-- start Supplied material --
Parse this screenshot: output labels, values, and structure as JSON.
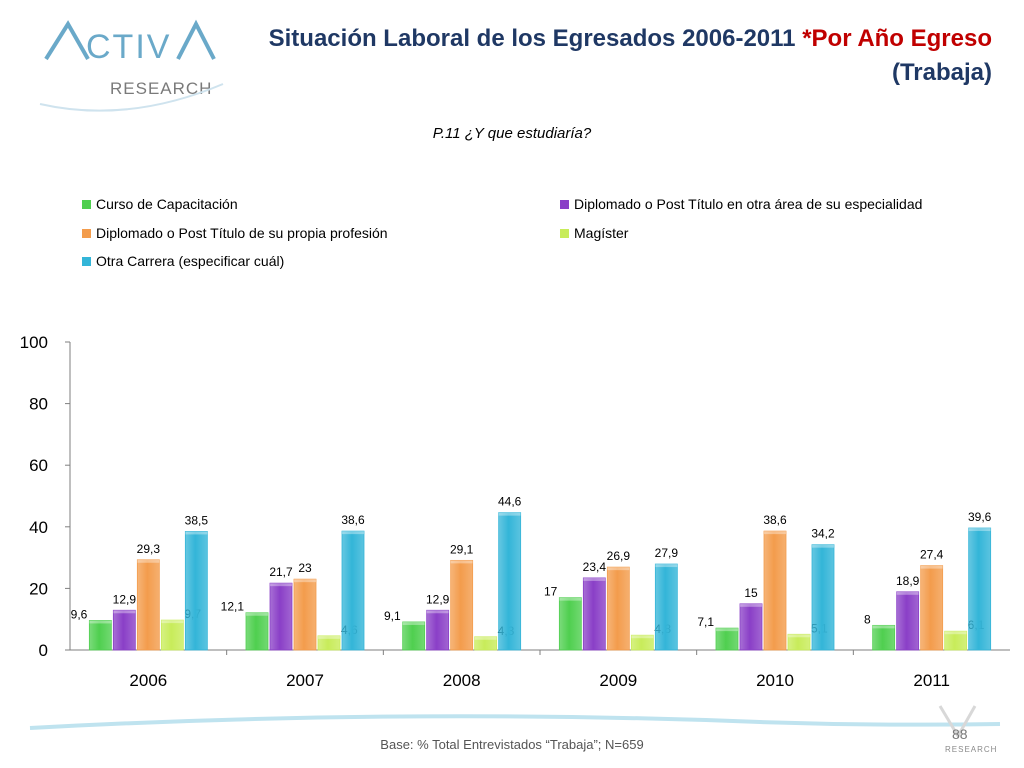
{
  "header": {
    "title_main": "Situación Laboral de los Egresados 2006-2011 ",
    "title_accent": "*Por Año Egreso",
    "title_line2": "(Trabaja)"
  },
  "logo": {
    "text": "ACTIVA RESEARCH",
    "color": "#6aa9c9"
  },
  "question": "P.11 ¿Y que estudiaría?",
  "footer": {
    "base": "Base: % Total Entrevistados “Trabaja”; N=659",
    "page": "88"
  },
  "colors": {
    "title": "#1f3864",
    "accent": "#c00000"
  },
  "chart_data": {
    "type": "bar",
    "categories": [
      "2006",
      "2007",
      "2008",
      "2009",
      "2010",
      "2011"
    ],
    "series": [
      {
        "name": "Curso de Capacitación",
        "color": "#4fcf4f",
        "values": [
          9.6,
          12.1,
          9.1,
          17,
          7.1,
          8
        ]
      },
      {
        "name": "Diplomado o Post Título en otra área de su especialidad",
        "color": "#8a3fc7",
        "values": [
          12.9,
          21.7,
          12.9,
          23.4,
          15,
          18.9
        ]
      },
      {
        "name": "Diplomado o Post Título de su propia profesión",
        "color": "#f39c4c",
        "values": [
          29.3,
          23,
          29.1,
          26.9,
          38.6,
          27.4
        ]
      },
      {
        "name": "Magíster",
        "color": "#c8ec5a",
        "values": [
          9.7,
          4.6,
          4.3,
          4.8,
          5.1,
          6.1
        ]
      },
      {
        "name": "Otra Carrera (especificar cuál)",
        "color": "#33b5d8",
        "values": [
          38.5,
          38.6,
          44.6,
          27.9,
          34.2,
          39.6
        ]
      }
    ],
    "labels": [
      [
        "9,6",
        "12,1",
        "9,1",
        "17",
        "7,1",
        "8"
      ],
      [
        "12,9",
        "21,7",
        "12,9",
        "23,4",
        "15",
        "18,9"
      ],
      [
        "29,3",
        "23",
        "29,1",
        "26,9",
        "38,6",
        "27,4"
      ],
      [
        "9,7",
        "4,6",
        "4,3",
        "4,8",
        "5,1",
        "6,1"
      ],
      [
        "38,5",
        "38,6",
        "44,6",
        "27,9",
        "34,2",
        "39,6"
      ]
    ],
    "ylim": [
      0,
      100
    ],
    "yticks": [
      "0",
      "20",
      "40",
      "60",
      "80",
      "100"
    ],
    "grid": false,
    "legend_position": "top"
  }
}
-- end Supplied material --
> **Goal**
Gather from the entries above all lines that include the string "Trabaja".

> **Exercise solution**
    "title_line2": "(Trabaja)"
    "base": "Base: % Total Entrevistados “Trabaja”; N=659",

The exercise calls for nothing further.